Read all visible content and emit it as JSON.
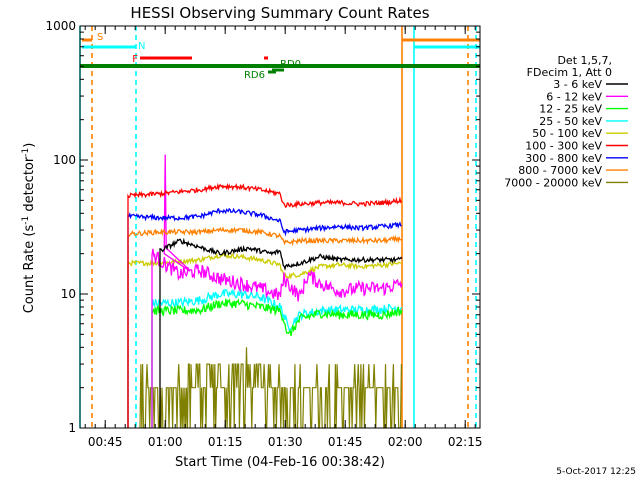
{
  "chart_data": {
    "type": "line",
    "title": "HESSI Observing Summary Count Rates",
    "xlabel": "Start Time (04-Feb-16 00:38:42)",
    "ylabel": "Count Rate (s",
    "ylabel_sup1": "-1",
    "ylabel_mid": " detector",
    "ylabel_sup2": "-1",
    "ylabel_end": ")",
    "x_unit": "minutes after 00:38:42 UT",
    "xlim": [
      0,
      100
    ],
    "ylim": [
      1,
      1000
    ],
    "yscale": "log",
    "x_ticks": [
      {
        "label": "00:45",
        "x": 6.3
      },
      {
        "label": "01:00",
        "x": 21.3
      },
      {
        "label": "01:15",
        "x": 36.3
      },
      {
        "label": "01:30",
        "x": 51.3
      },
      {
        "label": "01:45",
        "x": 66.3
      },
      {
        "label": "02:00",
        "x": 81.3
      },
      {
        "label": "02:15",
        "x": 96.3
      }
    ],
    "y_ticks": [
      {
        "label": "1",
        "y": 1
      },
      {
        "label": "10",
        "y": 10
      },
      {
        "label": "100",
        "y": 100
      },
      {
        "label": "1000",
        "y": 1000
      }
    ],
    "legend_header": [
      "Det 1,5,7,",
      "FDecim 1, Att 0"
    ],
    "legend_position": "right",
    "series": [
      {
        "name": "3 - 6 keV",
        "color": "#000000",
        "x": [
          10,
          20,
          25,
          35,
          42,
          48,
          50,
          51,
          55,
          60,
          65,
          70,
          76,
          80.5
        ],
        "y": [
          0,
          21,
          25,
          20,
          22,
          20,
          21,
          16,
          17,
          19,
          18,
          18,
          18,
          18
        ]
      },
      {
        "name": "6 - 12 keV",
        "color": "#ff00ff",
        "x": [
          10,
          18,
          22,
          25,
          30,
          35,
          40,
          45,
          50,
          51,
          55,
          57,
          60,
          65,
          70,
          76,
          80.5
        ],
        "y": [
          0,
          20,
          16,
          14,
          15,
          13,
          12,
          11,
          9.7,
          13,
          9.5,
          14,
          12,
          10.5,
          11,
          11,
          12
        ]
      },
      {
        "name": "12 - 25 keV",
        "color": "#00ff00",
        "x": [
          10,
          18,
          25,
          30,
          35,
          40,
          45,
          50,
          51,
          52,
          55,
          60,
          65,
          70,
          76,
          80.5
        ],
        "y": [
          0,
          7.5,
          7.5,
          7.6,
          8.5,
          8.5,
          8,
          7.5,
          6.5,
          4.8,
          6.5,
          7.2,
          7,
          7,
          7,
          7.5
        ]
      },
      {
        "name": "25 - 50 keV",
        "color": "#00ffff",
        "x": [
          10,
          18,
          25,
          30,
          35,
          40,
          45,
          50,
          51,
          52,
          55,
          60,
          65,
          70,
          76,
          80.5
        ],
        "y": [
          0,
          8.5,
          8.6,
          9,
          10,
          10,
          9.5,
          8,
          7,
          5.6,
          7,
          7.5,
          7.6,
          7.6,
          7.7,
          8
        ]
      },
      {
        "name": "50 - 100 keV",
        "color": "#cccc00",
        "x": [
          10,
          12,
          20,
          25,
          30,
          35,
          40,
          45,
          50,
          51,
          55,
          60,
          65,
          70,
          76,
          80.5
        ],
        "y": [
          0,
          17,
          17,
          17.5,
          18,
          19.5,
          19,
          18,
          16.5,
          13.5,
          14,
          16,
          16.5,
          16,
          16.5,
          17
        ]
      },
      {
        "name": "100 - 300 keV",
        "color": "#ff0000",
        "x": [
          10,
          12,
          20,
          25,
          30,
          35,
          40,
          45,
          50,
          51,
          55,
          60,
          65,
          70,
          76,
          80.5
        ],
        "y": [
          0,
          54,
          56,
          58,
          60,
          64,
          63,
          60,
          56,
          46,
          47,
          48,
          48,
          47,
          48,
          50
        ]
      },
      {
        "name": "300 - 800 keV",
        "color": "#0000ff",
        "x": [
          10,
          12,
          20,
          25,
          30,
          35,
          40,
          45,
          50,
          51,
          55,
          60,
          65,
          70,
          76,
          80.5
        ],
        "y": [
          0,
          38,
          37,
          37,
          38,
          42,
          41,
          39,
          35,
          29,
          30,
          31,
          32,
          31,
          32,
          33
        ]
      },
      {
        "name": "800 - 7000 keV",
        "color": "#ff8000",
        "x": [
          10,
          12,
          20,
          25,
          30,
          35,
          40,
          45,
          50,
          51,
          55,
          60,
          65,
          70,
          76,
          80.5
        ],
        "y": [
          0,
          28,
          29,
          29,
          29,
          30,
          30,
          29,
          27,
          24,
          25,
          25,
          25,
          25,
          25,
          26
        ]
      },
      {
        "name": "7000 - 20000 keV",
        "color": "#808000",
        "x": [
          10,
          15,
          20,
          25,
          28,
          32,
          36,
          40,
          44,
          48,
          50,
          55,
          60,
          65,
          70,
          75,
          80.5
        ],
        "y": [
          0,
          2,
          2,
          2.5,
          2.6,
          3,
          3.2,
          3,
          3.4,
          2.8,
          3,
          2.6,
          2.8,
          2.4,
          2.6,
          2.4,
          2
        ]
      }
    ],
    "annotations": [
      {
        "label": "S",
        "color": "#ff8000",
        "kind": "SAA",
        "x": [
          0.5,
          3
        ]
      },
      {
        "label": "N",
        "color": "#00ffff",
        "kind": "Night",
        "x": [
          0.5,
          14
        ]
      },
      {
        "label": "F",
        "color": "#ff0000",
        "kind": "Flare",
        "x": [
          15,
          28
        ]
      },
      {
        "label": "",
        "color": "#ff0000",
        "kind": "Flare",
        "x": [
          46,
          47
        ]
      },
      {
        "label": "RD6",
        "color": "#008000",
        "kind": "Data",
        "x": [
          47,
          49
        ]
      },
      {
        "label": "RD0",
        "color": "#008000",
        "kind": "Data",
        "x": [
          48,
          51
        ]
      },
      {
        "label": "",
        "color": "#008000",
        "kind": "Data",
        "x": [
          0,
          100
        ]
      },
      {
        "label": "",
        "color": "#ff8000",
        "kind": "SAA",
        "x": [
          80.5,
          100
        ]
      },
      {
        "label": "",
        "color": "#00ffff",
        "kind": "Night",
        "x": [
          83.5,
          100
        ]
      }
    ],
    "vertical_markers": [
      {
        "x": 0,
        "color": "#00ffff",
        "style": "solid"
      },
      {
        "x": 3,
        "color": "#ff8000",
        "style": "dashed"
      },
      {
        "x": 14,
        "color": "#00ffff",
        "style": "dashed"
      },
      {
        "x": 80.5,
        "color": "#ff8000",
        "style": "solid"
      },
      {
        "x": 83.5,
        "color": "#00ffff",
        "style": "solid"
      },
      {
        "x": 97,
        "color": "#ff8000",
        "style": "dashed"
      },
      {
        "x": 99,
        "color": "#00ffff",
        "style": "dashed"
      }
    ],
    "grid": false
  },
  "footer": {
    "timestamp": "5-Oct-2017 12:25"
  }
}
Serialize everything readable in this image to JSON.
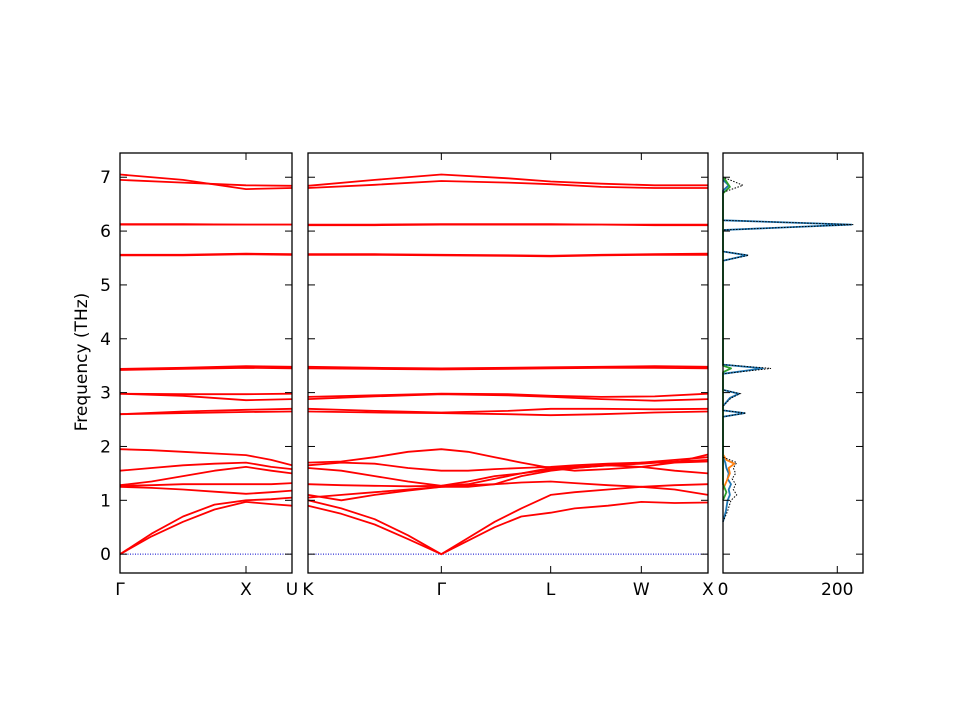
{
  "chart_data": {
    "type": "line",
    "ylabel": "Frequency (THz)",
    "ylim": [
      -0.35,
      7.45
    ],
    "yticks": [
      0,
      1,
      2,
      3,
      4,
      5,
      6,
      7
    ],
    "band_color": "#ff0000",
    "zero_line_color": "#0000cc",
    "segments": [
      {
        "id": "gamma-x-u",
        "xlim": [
          0,
          1.365
        ],
        "xticks": [
          {
            "x": 0,
            "label": "Γ"
          },
          {
            "x": 1.0,
            "label": "X"
          },
          {
            "x": 1.365,
            "label": "U"
          }
        ],
        "bands": [
          {
            "x": [
              0,
              0.25,
              0.5,
              0.75,
              1.0,
              1.2,
              1.365
            ],
            "y": [
              0,
              0.33,
              0.6,
              0.83,
              0.97,
              0.93,
              0.9
            ]
          },
          {
            "x": [
              0,
              0.25,
              0.5,
              0.75,
              1.0,
              1.2,
              1.365
            ],
            "y": [
              0,
              0.38,
              0.7,
              0.92,
              1.0,
              1.02,
              1.05
            ]
          },
          {
            "x": [
              0,
              0.25,
              0.5,
              0.75,
              1.0,
              1.2,
              1.365
            ],
            "y": [
              1.25,
              1.23,
              1.2,
              1.16,
              1.12,
              1.15,
              1.18
            ]
          },
          {
            "x": [
              0,
              0.25,
              0.5,
              0.75,
              1.0,
              1.2,
              1.365
            ],
            "y": [
              1.27,
              1.28,
              1.3,
              1.3,
              1.3,
              1.3,
              1.32
            ]
          },
          {
            "x": [
              0,
              0.25,
              0.5,
              0.75,
              1.0,
              1.2,
              1.365
            ],
            "y": [
              1.28,
              1.35,
              1.45,
              1.55,
              1.62,
              1.55,
              1.5
            ]
          },
          {
            "x": [
              0,
              0.25,
              0.5,
              0.75,
              1.0,
              1.2,
              1.365
            ],
            "y": [
              1.55,
              1.6,
              1.65,
              1.68,
              1.7,
              1.62,
              1.58
            ]
          },
          {
            "x": [
              0,
              0.25,
              0.5,
              0.75,
              1.0,
              1.2,
              1.365
            ],
            "y": [
              1.95,
              1.93,
              1.9,
              1.87,
              1.84,
              1.75,
              1.65
            ]
          },
          {
            "x": [
              0,
              0.5,
              1.0,
              1.365
            ],
            "y": [
              2.6,
              2.62,
              2.64,
              2.65
            ]
          },
          {
            "x": [
              0,
              0.5,
              1.0,
              1.365
            ],
            "y": [
              2.6,
              2.65,
              2.68,
              2.7
            ]
          },
          {
            "x": [
              0,
              0.5,
              1.0,
              1.365
            ],
            "y": [
              2.98,
              2.94,
              2.86,
              2.88
            ]
          },
          {
            "x": [
              0,
              0.5,
              1.0,
              1.365
            ],
            "y": [
              2.98,
              2.97,
              2.97,
              2.98
            ]
          },
          {
            "x": [
              0,
              0.5,
              1.0,
              1.365
            ],
            "y": [
              3.42,
              3.44,
              3.46,
              3.45
            ]
          },
          {
            "x": [
              0,
              0.5,
              1.0,
              1.365
            ],
            "y": [
              3.44,
              3.46,
              3.49,
              3.48
            ]
          },
          {
            "x": [
              0,
              0.5,
              1.0,
              1.365
            ],
            "y": [
              5.55,
              5.55,
              5.57,
              5.56
            ]
          },
          {
            "x": [
              0,
              0.5,
              1.0,
              1.365
            ],
            "y": [
              5.56,
              5.56,
              5.58,
              5.57
            ]
          },
          {
            "x": [
              0,
              0.5,
              1.0,
              1.365
            ],
            "y": [
              6.12,
              6.12,
              6.12,
              6.12
            ]
          },
          {
            "x": [
              0,
              0.5,
              1.0,
              1.365
            ],
            "y": [
              6.13,
              6.13,
              6.12,
              6.12
            ]
          },
          {
            "x": [
              0,
              0.5,
              1.0,
              1.365
            ],
            "y": [
              6.95,
              6.9,
              6.85,
              6.84
            ]
          },
          {
            "x": [
              0,
              0.5,
              1.0,
              1.365
            ],
            "y": [
              7.05,
              6.95,
              6.78,
              6.8
            ]
          }
        ]
      },
      {
        "id": "k-gamma-l-w-x",
        "xlim": [
          0,
          3.0
        ],
        "xticks": [
          {
            "x": 0,
            "label": "K"
          },
          {
            "x": 1.0,
            "label": "Γ"
          },
          {
            "x": 1.82,
            "label": "L"
          },
          {
            "x": 2.5,
            "label": "W"
          },
          {
            "x": 3.0,
            "label": "X"
          }
        ],
        "bands": [
          {
            "x": [
              0,
              0.25,
              0.5,
              0.75,
              1.0,
              1.2,
              1.4,
              1.6,
              1.82,
              2.0,
              2.25,
              2.5,
              2.75,
              3.0
            ],
            "y": [
              0.9,
              0.75,
              0.55,
              0.28,
              0,
              0.25,
              0.5,
              0.7,
              0.77,
              0.85,
              0.9,
              0.97,
              0.95,
              0.96
            ]
          },
          {
            "x": [
              0,
              0.25,
              0.5,
              0.75,
              1.0,
              1.2,
              1.4,
              1.6,
              1.82,
              2.0,
              2.25,
              2.5,
              2.75,
              3.0
            ],
            "y": [
              1.0,
              0.85,
              0.65,
              0.35,
              0,
              0.3,
              0.6,
              0.85,
              1.1,
              1.15,
              1.2,
              1.25,
              1.2,
              1.1
            ]
          },
          {
            "x": [
              0,
              0.25,
              0.5,
              0.75,
              1.0,
              1.2,
              1.4,
              1.6,
              1.82,
              2.0,
              2.25,
              2.5,
              2.75,
              3.0
            ],
            "y": [
              1.05,
              1.1,
              1.15,
              1.2,
              1.25,
              1.28,
              1.3,
              1.33,
              1.35,
              1.32,
              1.28,
              1.25,
              1.28,
              1.3
            ]
          },
          {
            "x": [
              0,
              0.25,
              0.5,
              0.75,
              1.0,
              1.2,
              1.4,
              1.6,
              1.82,
              2.0,
              2.25,
              2.5,
              2.75,
              3.0
            ],
            "y": [
              1.1,
              1.0,
              1.1,
              1.18,
              1.25,
              1.25,
              1.3,
              1.45,
              1.55,
              1.6,
              1.65,
              1.7,
              1.7,
              1.72
            ]
          },
          {
            "x": [
              0,
              0.25,
              0.5,
              0.75,
              1.0,
              1.2,
              1.4,
              1.6,
              1.82,
              2.0,
              2.25,
              2.5,
              2.75,
              3.0
            ],
            "y": [
              1.3,
              1.28,
              1.27,
              1.26,
              1.27,
              1.3,
              1.4,
              1.5,
              1.6,
              1.62,
              1.65,
              1.68,
              1.72,
              1.75
            ]
          },
          {
            "x": [
              0,
              0.25,
              0.5,
              0.75,
              1.0,
              1.2,
              1.4,
              1.6,
              1.82,
              2.0,
              2.25,
              2.5,
              2.75,
              3.0
            ],
            "y": [
              1.6,
              1.55,
              1.45,
              1.35,
              1.27,
              1.35,
              1.45,
              1.5,
              1.57,
              1.6,
              1.65,
              1.62,
              1.55,
              1.5
            ]
          },
          {
            "x": [
              0,
              0.25,
              0.5,
              0.75,
              1.0,
              1.2,
              1.4,
              1.6,
              1.82,
              2.0,
              2.25,
              2.5,
              2.75,
              3.0
            ],
            "y": [
              1.65,
              1.7,
              1.68,
              1.6,
              1.55,
              1.55,
              1.58,
              1.6,
              1.62,
              1.65,
              1.68,
              1.7,
              1.75,
              1.8
            ]
          },
          {
            "x": [
              0,
              0.25,
              0.5,
              0.75,
              1.0,
              1.2,
              1.4,
              1.6,
              1.82,
              2.0,
              2.25,
              2.5,
              2.75,
              3.0
            ],
            "y": [
              1.7,
              1.72,
              1.8,
              1.9,
              1.95,
              1.9,
              1.8,
              1.7,
              1.6,
              1.55,
              1.58,
              1.62,
              1.7,
              1.85
            ]
          },
          {
            "x": [
              0,
              0.5,
              1.0,
              1.5,
              1.82,
              2.2,
              2.6,
              3.0
            ],
            "y": [
              2.65,
              2.63,
              2.62,
              2.6,
              2.58,
              2.6,
              2.63,
              2.65
            ]
          },
          {
            "x": [
              0,
              0.5,
              1.0,
              1.5,
              1.82,
              2.2,
              2.6,
              3.0
            ],
            "y": [
              2.7,
              2.66,
              2.63,
              2.66,
              2.7,
              2.7,
              2.69,
              2.7
            ]
          },
          {
            "x": [
              0,
              0.5,
              1.0,
              1.5,
              1.82,
              2.2,
              2.6,
              3.0
            ],
            "y": [
              2.88,
              2.93,
              2.97,
              2.95,
              2.92,
              2.88,
              2.85,
              2.88
            ]
          },
          {
            "x": [
              0,
              0.5,
              1.0,
              1.5,
              1.82,
              2.2,
              2.6,
              3.0
            ],
            "y": [
              2.92,
              2.95,
              2.98,
              2.97,
              2.94,
              2.92,
              2.93,
              2.98
            ]
          },
          {
            "x": [
              0,
              0.5,
              1.0,
              1.5,
              1.82,
              2.2,
              2.6,
              3.0
            ],
            "y": [
              3.45,
              3.44,
              3.43,
              3.44,
              3.45,
              3.46,
              3.46,
              3.45
            ]
          },
          {
            "x": [
              0,
              0.5,
              1.0,
              1.5,
              1.82,
              2.2,
              2.6,
              3.0
            ],
            "y": [
              3.48,
              3.46,
              3.45,
              3.46,
              3.47,
              3.48,
              3.49,
              3.48
            ]
          },
          {
            "x": [
              0,
              0.5,
              1.0,
              1.5,
              1.82,
              2.2,
              2.6,
              3.0
            ],
            "y": [
              5.56,
              5.56,
              5.55,
              5.54,
              5.53,
              5.55,
              5.56,
              5.56
            ]
          },
          {
            "x": [
              0,
              0.5,
              1.0,
              1.5,
              1.82,
              2.2,
              2.6,
              3.0
            ],
            "y": [
              5.57,
              5.57,
              5.56,
              5.55,
              5.54,
              5.56,
              5.57,
              5.58
            ]
          },
          {
            "x": [
              0,
              0.5,
              1.0,
              1.5,
              1.82,
              2.2,
              2.6,
              3.0
            ],
            "y": [
              6.11,
              6.11,
              6.12,
              6.12,
              6.12,
              6.12,
              6.11,
              6.11
            ]
          },
          {
            "x": [
              0,
              0.5,
              1.0,
              1.5,
              1.82,
              2.2,
              2.6,
              3.0
            ],
            "y": [
              6.12,
              6.12,
              6.13,
              6.13,
              6.13,
              6.12,
              6.12,
              6.12
            ]
          },
          {
            "x": [
              0,
              0.5,
              1.0,
              1.5,
              1.82,
              2.2,
              2.6,
              3.0
            ],
            "y": [
              6.8,
              6.86,
              6.93,
              6.9,
              6.87,
              6.82,
              6.8,
              6.8
            ]
          },
          {
            "x": [
              0,
              0.5,
              1.0,
              1.5,
              1.82,
              2.2,
              2.6,
              3.0
            ],
            "y": [
              6.84,
              6.95,
              7.05,
              6.98,
              6.92,
              6.88,
              6.85,
              6.85
            ]
          }
        ]
      }
    ],
    "dos": {
      "type": "area",
      "xlim": [
        0,
        245
      ],
      "xticks": [
        0,
        200
      ],
      "xticklabels": [
        "0",
        "200"
      ],
      "curves": [
        {
          "color": "#1f77b4",
          "y": [
            0.6,
            0.8,
            1.0,
            1.1,
            1.2,
            1.3,
            1.4,
            1.5,
            1.6,
            1.7,
            1.8,
            2.55,
            2.62,
            2.67,
            2.75,
            2.9,
            2.98,
            3.05,
            3.35,
            3.45,
            3.52,
            5.45,
            5.55,
            5.62,
            6.02,
            6.12,
            6.2,
            6.75,
            6.85,
            6.95
          ],
          "values": [
            0,
            5,
            8,
            12,
            10,
            14,
            8,
            10,
            6,
            4,
            0,
            0,
            38,
            0,
            0,
            12,
            28,
            0,
            0,
            70,
            0,
            0,
            42,
            0,
            0,
            225,
            0,
            0,
            10,
            0
          ]
        },
        {
          "color": "#ff7f0e",
          "y": [
            1.2,
            1.4,
            1.5,
            1.6,
            1.68,
            1.75,
            1.85
          ],
          "values": [
            0,
            8,
            12,
            10,
            20,
            6,
            0
          ]
        },
        {
          "color": "#2ca02c",
          "y": [
            1.0,
            1.15,
            1.3,
            3.38,
            3.45,
            3.5,
            6.7,
            6.82,
            6.95,
            7.0
          ],
          "values": [
            0,
            6,
            0,
            0,
            14,
            0,
            0,
            12,
            4,
            0
          ]
        }
      ],
      "total": {
        "y": [
          0.6,
          0.8,
          1.0,
          1.1,
          1.2,
          1.3,
          1.4,
          1.5,
          1.6,
          1.7,
          1.8,
          2.55,
          2.62,
          2.67,
          2.75,
          2.9,
          2.98,
          3.05,
          3.35,
          3.45,
          3.52,
          5.45,
          5.55,
          5.62,
          6.02,
          6.12,
          6.2,
          6.72,
          6.85,
          6.95,
          7.0
        ],
        "values": [
          0,
          8,
          14,
          24,
          18,
          22,
          16,
          22,
          18,
          24,
          0,
          0,
          40,
          0,
          0,
          14,
          30,
          0,
          0,
          84,
          0,
          0,
          45,
          0,
          0,
          228,
          0,
          0,
          35,
          12,
          0
        ]
      }
    }
  }
}
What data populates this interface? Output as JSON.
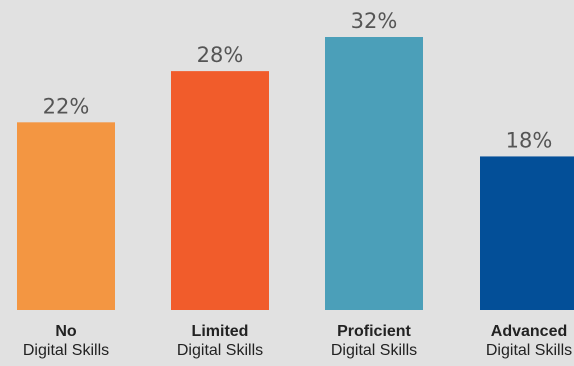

+++++

TASK STATEMENT
Go through the records. Copy each line where "JSON" appears.

THE RESPONSE
Read all visible content and emit it as JSON.
Serialize everything readable in this image to JSON.
What data populates this interface? Output as JSON.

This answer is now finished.